Dataset items:
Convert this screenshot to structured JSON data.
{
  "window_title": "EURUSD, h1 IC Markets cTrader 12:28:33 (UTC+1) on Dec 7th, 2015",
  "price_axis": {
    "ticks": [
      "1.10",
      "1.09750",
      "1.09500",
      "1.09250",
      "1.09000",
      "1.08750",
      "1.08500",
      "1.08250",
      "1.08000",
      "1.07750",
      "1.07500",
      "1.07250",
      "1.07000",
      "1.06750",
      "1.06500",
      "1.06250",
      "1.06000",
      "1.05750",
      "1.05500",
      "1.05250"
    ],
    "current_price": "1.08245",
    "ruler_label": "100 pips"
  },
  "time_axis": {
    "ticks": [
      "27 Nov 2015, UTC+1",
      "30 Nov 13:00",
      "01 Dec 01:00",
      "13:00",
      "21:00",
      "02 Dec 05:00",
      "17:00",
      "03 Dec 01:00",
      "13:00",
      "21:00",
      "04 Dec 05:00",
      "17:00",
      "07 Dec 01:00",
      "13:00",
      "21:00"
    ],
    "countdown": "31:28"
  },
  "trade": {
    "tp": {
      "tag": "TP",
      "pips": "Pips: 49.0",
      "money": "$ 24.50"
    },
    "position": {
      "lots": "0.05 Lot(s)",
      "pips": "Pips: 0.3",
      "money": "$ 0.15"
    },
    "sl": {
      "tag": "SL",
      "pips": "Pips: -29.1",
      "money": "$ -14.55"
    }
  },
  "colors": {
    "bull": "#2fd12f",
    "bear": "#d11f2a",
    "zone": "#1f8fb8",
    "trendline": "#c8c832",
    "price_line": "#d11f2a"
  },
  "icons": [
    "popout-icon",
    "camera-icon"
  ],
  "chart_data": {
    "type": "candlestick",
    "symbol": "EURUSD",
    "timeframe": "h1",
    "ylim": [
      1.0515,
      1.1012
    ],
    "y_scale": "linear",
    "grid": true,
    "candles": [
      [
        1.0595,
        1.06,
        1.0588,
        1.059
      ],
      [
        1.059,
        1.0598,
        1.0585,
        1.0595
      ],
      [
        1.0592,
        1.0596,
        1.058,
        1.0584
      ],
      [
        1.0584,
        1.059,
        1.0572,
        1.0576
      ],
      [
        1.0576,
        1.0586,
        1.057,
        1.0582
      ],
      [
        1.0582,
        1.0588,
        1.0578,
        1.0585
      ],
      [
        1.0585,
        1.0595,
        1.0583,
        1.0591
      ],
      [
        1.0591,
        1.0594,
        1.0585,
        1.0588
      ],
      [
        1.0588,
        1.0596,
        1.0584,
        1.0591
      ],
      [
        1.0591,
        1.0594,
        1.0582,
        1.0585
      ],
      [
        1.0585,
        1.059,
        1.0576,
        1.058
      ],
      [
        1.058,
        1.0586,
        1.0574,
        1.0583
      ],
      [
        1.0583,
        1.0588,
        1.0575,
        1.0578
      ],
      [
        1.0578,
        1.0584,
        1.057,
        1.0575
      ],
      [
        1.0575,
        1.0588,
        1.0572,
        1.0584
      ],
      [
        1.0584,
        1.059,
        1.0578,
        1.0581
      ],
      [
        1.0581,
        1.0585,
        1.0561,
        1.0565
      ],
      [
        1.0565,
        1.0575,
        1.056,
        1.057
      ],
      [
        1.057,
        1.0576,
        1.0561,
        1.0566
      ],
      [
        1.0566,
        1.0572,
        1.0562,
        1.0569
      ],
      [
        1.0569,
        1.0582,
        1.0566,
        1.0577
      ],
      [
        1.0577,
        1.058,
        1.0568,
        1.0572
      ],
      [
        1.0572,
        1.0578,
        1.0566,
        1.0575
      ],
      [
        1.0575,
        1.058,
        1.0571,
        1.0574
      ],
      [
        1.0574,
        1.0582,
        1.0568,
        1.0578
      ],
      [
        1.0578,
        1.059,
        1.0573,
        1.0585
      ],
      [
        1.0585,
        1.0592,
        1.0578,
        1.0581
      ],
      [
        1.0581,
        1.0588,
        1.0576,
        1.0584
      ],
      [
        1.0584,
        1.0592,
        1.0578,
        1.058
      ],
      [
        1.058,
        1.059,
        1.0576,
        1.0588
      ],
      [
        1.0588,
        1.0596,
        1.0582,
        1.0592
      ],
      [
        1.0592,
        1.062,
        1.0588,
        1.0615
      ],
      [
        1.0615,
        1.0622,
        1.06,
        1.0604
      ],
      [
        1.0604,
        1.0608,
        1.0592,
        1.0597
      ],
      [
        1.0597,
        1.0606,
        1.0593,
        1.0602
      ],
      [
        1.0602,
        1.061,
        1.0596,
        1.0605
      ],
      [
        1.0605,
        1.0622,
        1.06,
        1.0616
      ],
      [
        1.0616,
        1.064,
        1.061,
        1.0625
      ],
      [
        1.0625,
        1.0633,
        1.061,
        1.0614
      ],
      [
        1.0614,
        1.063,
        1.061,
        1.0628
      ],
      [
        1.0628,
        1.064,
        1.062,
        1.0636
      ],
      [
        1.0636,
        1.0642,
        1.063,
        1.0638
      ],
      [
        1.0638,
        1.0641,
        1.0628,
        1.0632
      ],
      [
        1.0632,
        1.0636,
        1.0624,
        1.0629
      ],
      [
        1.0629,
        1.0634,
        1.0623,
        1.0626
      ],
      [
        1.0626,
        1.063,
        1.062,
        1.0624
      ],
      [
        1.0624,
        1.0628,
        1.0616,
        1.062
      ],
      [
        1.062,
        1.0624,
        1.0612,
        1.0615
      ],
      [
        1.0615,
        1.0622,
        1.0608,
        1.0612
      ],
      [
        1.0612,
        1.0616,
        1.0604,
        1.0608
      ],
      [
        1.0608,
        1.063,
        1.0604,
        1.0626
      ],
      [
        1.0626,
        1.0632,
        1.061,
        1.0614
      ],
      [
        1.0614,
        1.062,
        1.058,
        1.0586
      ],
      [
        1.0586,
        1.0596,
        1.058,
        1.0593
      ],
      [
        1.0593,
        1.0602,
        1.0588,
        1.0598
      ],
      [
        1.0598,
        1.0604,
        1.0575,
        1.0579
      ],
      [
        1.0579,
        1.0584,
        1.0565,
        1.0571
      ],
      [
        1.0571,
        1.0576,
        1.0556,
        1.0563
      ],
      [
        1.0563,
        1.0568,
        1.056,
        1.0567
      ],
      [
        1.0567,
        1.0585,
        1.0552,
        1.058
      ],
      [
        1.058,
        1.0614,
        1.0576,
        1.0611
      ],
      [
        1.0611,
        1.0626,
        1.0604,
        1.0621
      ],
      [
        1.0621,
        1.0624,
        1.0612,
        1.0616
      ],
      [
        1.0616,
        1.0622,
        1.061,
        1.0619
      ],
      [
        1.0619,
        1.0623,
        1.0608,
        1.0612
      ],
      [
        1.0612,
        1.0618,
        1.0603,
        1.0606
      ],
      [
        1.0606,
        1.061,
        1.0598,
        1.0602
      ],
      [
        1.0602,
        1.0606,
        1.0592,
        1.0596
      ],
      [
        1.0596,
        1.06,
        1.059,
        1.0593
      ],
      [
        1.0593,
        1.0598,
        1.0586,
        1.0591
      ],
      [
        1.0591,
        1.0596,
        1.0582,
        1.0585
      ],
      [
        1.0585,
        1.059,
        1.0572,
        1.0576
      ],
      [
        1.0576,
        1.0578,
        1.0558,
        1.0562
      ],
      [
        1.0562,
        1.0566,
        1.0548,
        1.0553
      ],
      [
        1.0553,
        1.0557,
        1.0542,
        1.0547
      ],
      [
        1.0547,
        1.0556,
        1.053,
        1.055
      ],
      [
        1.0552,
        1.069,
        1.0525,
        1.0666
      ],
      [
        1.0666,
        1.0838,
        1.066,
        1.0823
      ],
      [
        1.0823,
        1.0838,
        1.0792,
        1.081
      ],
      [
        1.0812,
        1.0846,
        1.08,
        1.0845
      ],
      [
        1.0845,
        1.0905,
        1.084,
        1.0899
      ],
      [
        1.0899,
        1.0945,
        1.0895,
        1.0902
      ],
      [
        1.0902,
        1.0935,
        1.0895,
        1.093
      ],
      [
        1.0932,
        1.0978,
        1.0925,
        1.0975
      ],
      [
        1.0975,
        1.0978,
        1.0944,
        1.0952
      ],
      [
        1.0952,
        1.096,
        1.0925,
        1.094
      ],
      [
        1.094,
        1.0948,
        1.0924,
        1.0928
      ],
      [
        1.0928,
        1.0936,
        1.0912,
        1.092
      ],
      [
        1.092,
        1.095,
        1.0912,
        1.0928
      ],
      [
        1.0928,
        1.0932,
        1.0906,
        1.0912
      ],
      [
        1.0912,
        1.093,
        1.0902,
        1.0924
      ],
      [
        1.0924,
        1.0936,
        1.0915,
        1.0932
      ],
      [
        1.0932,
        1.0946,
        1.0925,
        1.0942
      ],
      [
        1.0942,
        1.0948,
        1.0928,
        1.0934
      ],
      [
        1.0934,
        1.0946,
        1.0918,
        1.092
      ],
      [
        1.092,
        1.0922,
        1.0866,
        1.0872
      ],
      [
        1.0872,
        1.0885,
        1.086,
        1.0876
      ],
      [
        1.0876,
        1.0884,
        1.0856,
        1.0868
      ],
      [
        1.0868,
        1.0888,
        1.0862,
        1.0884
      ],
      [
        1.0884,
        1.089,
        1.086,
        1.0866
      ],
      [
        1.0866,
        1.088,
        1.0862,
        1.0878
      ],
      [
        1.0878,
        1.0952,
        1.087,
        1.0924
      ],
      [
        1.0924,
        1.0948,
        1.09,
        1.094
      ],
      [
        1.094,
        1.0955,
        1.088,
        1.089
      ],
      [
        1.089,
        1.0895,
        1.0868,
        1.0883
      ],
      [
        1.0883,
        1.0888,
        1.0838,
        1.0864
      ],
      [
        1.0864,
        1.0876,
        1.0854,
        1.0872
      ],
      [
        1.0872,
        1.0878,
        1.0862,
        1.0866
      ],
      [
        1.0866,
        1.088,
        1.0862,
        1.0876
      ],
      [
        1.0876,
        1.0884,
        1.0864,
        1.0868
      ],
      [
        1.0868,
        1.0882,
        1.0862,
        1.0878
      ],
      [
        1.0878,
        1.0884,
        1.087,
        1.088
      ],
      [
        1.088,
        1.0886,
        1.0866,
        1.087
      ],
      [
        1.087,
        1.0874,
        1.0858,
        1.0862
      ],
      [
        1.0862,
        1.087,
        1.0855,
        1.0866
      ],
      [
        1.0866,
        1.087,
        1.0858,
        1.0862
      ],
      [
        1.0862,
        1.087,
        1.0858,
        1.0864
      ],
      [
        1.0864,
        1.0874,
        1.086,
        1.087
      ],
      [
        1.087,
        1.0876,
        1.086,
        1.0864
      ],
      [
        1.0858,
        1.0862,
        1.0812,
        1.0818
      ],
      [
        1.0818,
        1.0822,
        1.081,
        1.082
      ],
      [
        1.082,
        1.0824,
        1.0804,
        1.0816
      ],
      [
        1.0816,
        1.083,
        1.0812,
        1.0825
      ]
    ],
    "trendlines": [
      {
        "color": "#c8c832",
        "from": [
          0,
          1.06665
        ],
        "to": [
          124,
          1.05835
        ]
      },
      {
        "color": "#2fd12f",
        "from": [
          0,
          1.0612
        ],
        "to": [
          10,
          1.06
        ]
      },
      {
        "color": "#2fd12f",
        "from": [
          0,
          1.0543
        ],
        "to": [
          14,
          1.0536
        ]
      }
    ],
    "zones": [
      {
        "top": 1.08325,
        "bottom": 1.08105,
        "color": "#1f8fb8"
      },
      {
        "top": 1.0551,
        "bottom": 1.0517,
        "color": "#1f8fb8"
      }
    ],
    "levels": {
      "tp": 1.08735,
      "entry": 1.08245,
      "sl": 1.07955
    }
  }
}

Goal of the exercise: Gather and return every line that holds the string "pips".

Task result:
    "ruler_label": "100 pips"
      "pips": "Pips: 49.0",
      "pips": "Pips: 0.3",
      "pips": "Pips: -29.1",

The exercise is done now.